Data items
----------------------------------------
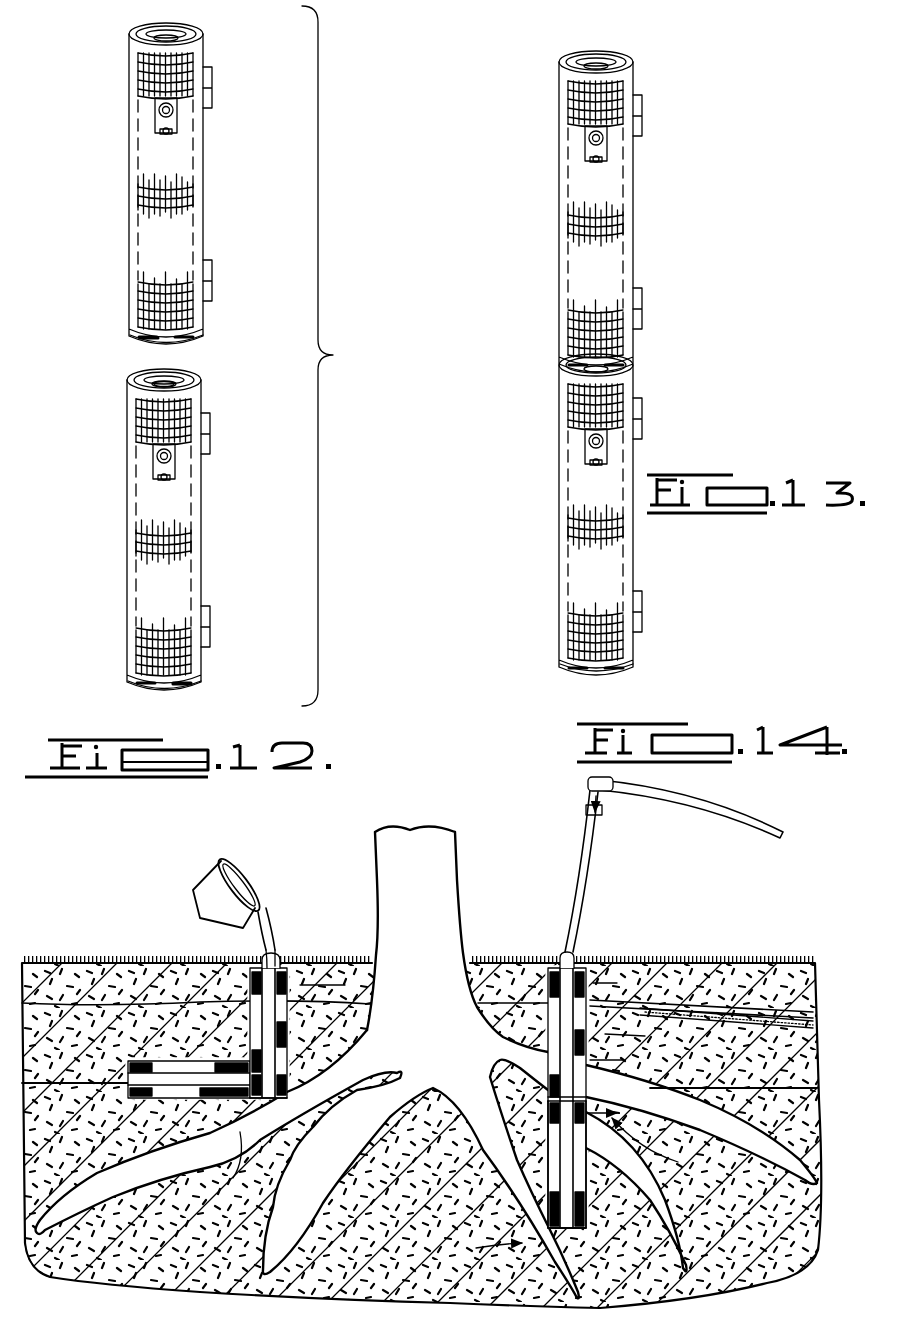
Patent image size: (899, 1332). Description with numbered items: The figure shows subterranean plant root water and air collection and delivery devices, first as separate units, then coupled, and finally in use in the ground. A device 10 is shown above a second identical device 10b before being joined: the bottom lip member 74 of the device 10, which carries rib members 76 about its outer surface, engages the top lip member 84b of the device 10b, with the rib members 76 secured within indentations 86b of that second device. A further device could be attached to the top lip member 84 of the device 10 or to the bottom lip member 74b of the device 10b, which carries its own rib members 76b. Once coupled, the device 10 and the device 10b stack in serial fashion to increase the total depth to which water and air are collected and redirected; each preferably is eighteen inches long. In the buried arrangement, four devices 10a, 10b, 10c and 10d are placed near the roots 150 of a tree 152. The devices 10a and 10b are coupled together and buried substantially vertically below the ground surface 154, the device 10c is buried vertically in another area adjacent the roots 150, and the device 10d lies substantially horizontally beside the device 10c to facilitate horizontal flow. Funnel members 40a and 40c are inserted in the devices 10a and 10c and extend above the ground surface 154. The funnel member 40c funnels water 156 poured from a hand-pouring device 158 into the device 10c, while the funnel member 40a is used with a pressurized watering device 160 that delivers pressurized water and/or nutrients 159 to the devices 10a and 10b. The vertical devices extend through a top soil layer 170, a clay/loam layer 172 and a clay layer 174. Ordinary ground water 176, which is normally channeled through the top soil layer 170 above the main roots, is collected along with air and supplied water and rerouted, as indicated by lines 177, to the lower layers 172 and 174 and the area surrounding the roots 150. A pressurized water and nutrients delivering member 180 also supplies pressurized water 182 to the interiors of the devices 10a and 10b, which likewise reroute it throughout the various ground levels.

In FIG. 12, the subterranean plant root water and air collection and delivery device 10 is at (97, 130).
In FIG. 13, the subterranean plant root water and air collection and delivery device 10 is at (703, 170).
In FIG. 14, the subterranean plant root water and air collection and delivery device 10a is at (605, 1034).
In FIG. 12, the second identical subterranean plant root water and air collection and delivery d 10b is at (103, 512).
In FIG. 13, the second identical subterranean plant root water and air collection and delivery d 10b is at (668, 412).
In FIG. 14, the second identical subterranean plant root water and air collection and delivery d 10b is at (603, 1213).
In FIG. 14, the subterranean plant root water and air collection and delivery device 10c is at (242, 1029).
In FIG. 14, the subterranean plant root water and air collection and delivery device 10d is at (152, 1060).
In FIG. 14, the funnel member 40a is at (570, 958).
In FIG. 14, the funnel member 40c is at (272, 958).
In FIG. 12, the bottom lip member 74 is at (190, 338).
In FIG. 12, the bottom lip member 74b is at (182, 684).
In FIG. 12, the rib members 76 is at (135, 338).
In FIG. 12, the rib members 76b is at (140, 683).
In FIG. 13, the rib members 76b is at (640, 652).
In FIG. 12, the top lip member 84 is at (205, 35).
In FIG. 13, the top lip member 84 is at (630, 58).
In FIG. 12, the top lip member 84b is at (196, 376).
In FIG. 12, the indentations 86b is at (150, 384).
In FIG. 14, the roots 150 is at (130, 1182).
In FIG. 14, the tree 152 is at (455, 888).
In FIG. 14, the ground surface 154 is at (112, 950).
In FIG. 14, the water 156 is at (276, 930).
In FIG. 14, the hand-pouring device 158 is at (208, 885).
In FIG. 14, the pressurized water and/or nutrients 159 is at (592, 784).
In FIG. 14, the pressurized watering device 160 is at (600, 818).
In FIG. 14, the top soil layer 170 is at (60, 975).
In FIG. 14, the clay/loam layer 172 is at (35, 1068).
In FIG. 14, the clay layer 174 is at (28, 1272).
In FIG. 14, the ground water 176 is at (237, 983).
In FIG. 14, the lines 177 is at (466, 1121).
In FIG. 14, the pressurized water and nutrients delivering member 180 is at (775, 1015).
In FIG. 14, the pressurized water 182 is at (662, 1003).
----------------------------------------
Instructions to follow: Render every line of the items above as a Markdown table with two columns, "No." for the row number and "Text" for the line, leaving out blank lines and pictures.

Complete output:
| No. | Text |
|---|---|
| 1 | Patent image size: (899, 1332). Description with numbered items: The figure shows subterranean plant root water and air collection and delivery devices, first as separate units, then coupled, and finally in use in the ground. A device 10 is shown above a second identical device 10b before being joined: the bottom lip member 74 of the device 10, which carries rib members 76 about its outer surface, engages the top lip member 84b of the device 10b, with the rib members 76 secured within indentations 86b of that second device. A further device could be attached to the top lip member 84 of the device 10 or to the bottom lip member 74b of the device 10b, which carries its own rib members 76b. Once coupled, the device 10 and the device 10b stack in serial fashion to increase the total depth to which water and air are collected and redirected; each preferably is eighteen inches long. In the buried arrangement, four devices 10a, 10b, 10c and 10d are placed near the roots 150 of a tree 152. The devices 10a and 10b are coupled together and buried substantially vertically below the ground surface 154, the device 10c is buried vertically in another area adjacent the roots 150, and the device 10d lies substantially horizontally beside the device 10c to facilitate horizontal flow. Funnel members 40a and 40c are inserted in the devices 10a and 10c and extend above the ground surface 154. The funnel member 40c funnels water 156 poured from a hand-pouring device 158 into the device 10c, while the funnel member 40a is used with a pressurized watering device 160 that delivers pressurized water and/or nutrients 159 to the devices 10a and 10b. The vertical devices extend through a top soil layer 170, a clay/loam layer 172 and a clay layer 174. Ordinary ground water 176, which is normally channeled through the top soil layer 170 above the main roots, is collected along with air and supplied water and rerouted, as indicated by lines 177, to the lower layers 172 and 174 and the area surrounding the roots 150. A pressurized water and nutrients delivering member 180 also supplies pressurized water 182 to the interiors of the devices 10a and 10b, which likewise reroute it throughout the various ground levels. |
| 2 | In FIG. 12, the subterranean plant root water and air collection and delivery device 10 is at (97, 130). |
| 3 | In FIG. 13, the subterranean plant root water and air collection and delivery device 10 is at (703, 170). |
| 4 | In FIG. 14, the subterranean plant root water and air collection and delivery device 10a is at (605, 1034). |
| 5 | In FIG. 12, the second identical subterranean plant root water and air collection and delivery d 10b is at (103, 512). |
| 6 | In FIG. 13, the second identical subterranean plant root water and air collection and delivery d 10b is at (668, 412). |
| 7 | In FIG. 14, the second identical subterranean plant root water and air collection and delivery d 10b is at (603, 1213). |
| 8 | In FIG. 14, the subterranean plant root water and air collection and delivery device 10c is at (242, 1029). |
| 9 | In FIG. 14, the subterranean plant root water and air collection and delivery device 10d is at (152, 1060). |
| 10 | In FIG. 14, the funnel member 40a is at (570, 958). |
| 11 | In FIG. 14, the funnel member 40c is at (272, 958). |
| 12 | In FIG. 12, the bottom lip member 74 is at (190, 338). |
| 13 | In FIG. 12, the bottom lip member 74b is at (182, 684). |
| 14 | In FIG. 12, the rib members 76 is at (135, 338). |
| 15 | In FIG. 12, the rib members 76b is at (140, 683). |
| 16 | In FIG. 13, the rib members 76b is at (640, 652). |
| 17 | In FIG. 12, the top lip member 84 is at (205, 35). |
| 18 | In FIG. 13, the top lip member 84 is at (630, 58). |
| 19 | In FIG. 12, the top lip member 84b is at (196, 376). |
| 20 | In FIG. 12, the indentations 86b is at (150, 384). |
| 21 | In FIG. 14, the roots 150 is at (130, 1182). |
| 22 | In FIG. 14, the tree 152 is at (455, 888). |
| 23 | In FIG. 14, the ground surface 154 is at (112, 950). |
| 24 | In FIG. 14, the water 156 is at (276, 930). |
| 25 | In FIG. 14, the hand-pouring device 158 is at (208, 885). |
| 26 | In FIG. 14, the pressurized water and/or nutrients 159 is at (592, 784). |
| 27 | In FIG. 14, the pressurized watering device 160 is at (600, 818). |
| 28 | In FIG. 14, the top soil layer 170 is at (60, 975). |
| 29 | In FIG. 14, the clay/loam layer 172 is at (35, 1068). |
| 30 | In FIG. 14, the clay layer 174 is at (28, 1272). |
| 31 | In FIG. 14, the ground water 176 is at (237, 983). |
| 32 | In FIG. 14, the lines 177 is at (466, 1121). |
| 33 | In FIG. 14, the pressurized water and nutrients delivering member 180 is at (775, 1015). |
| 34 | In FIG. 14, the pressurized water 182 is at (662, 1003). |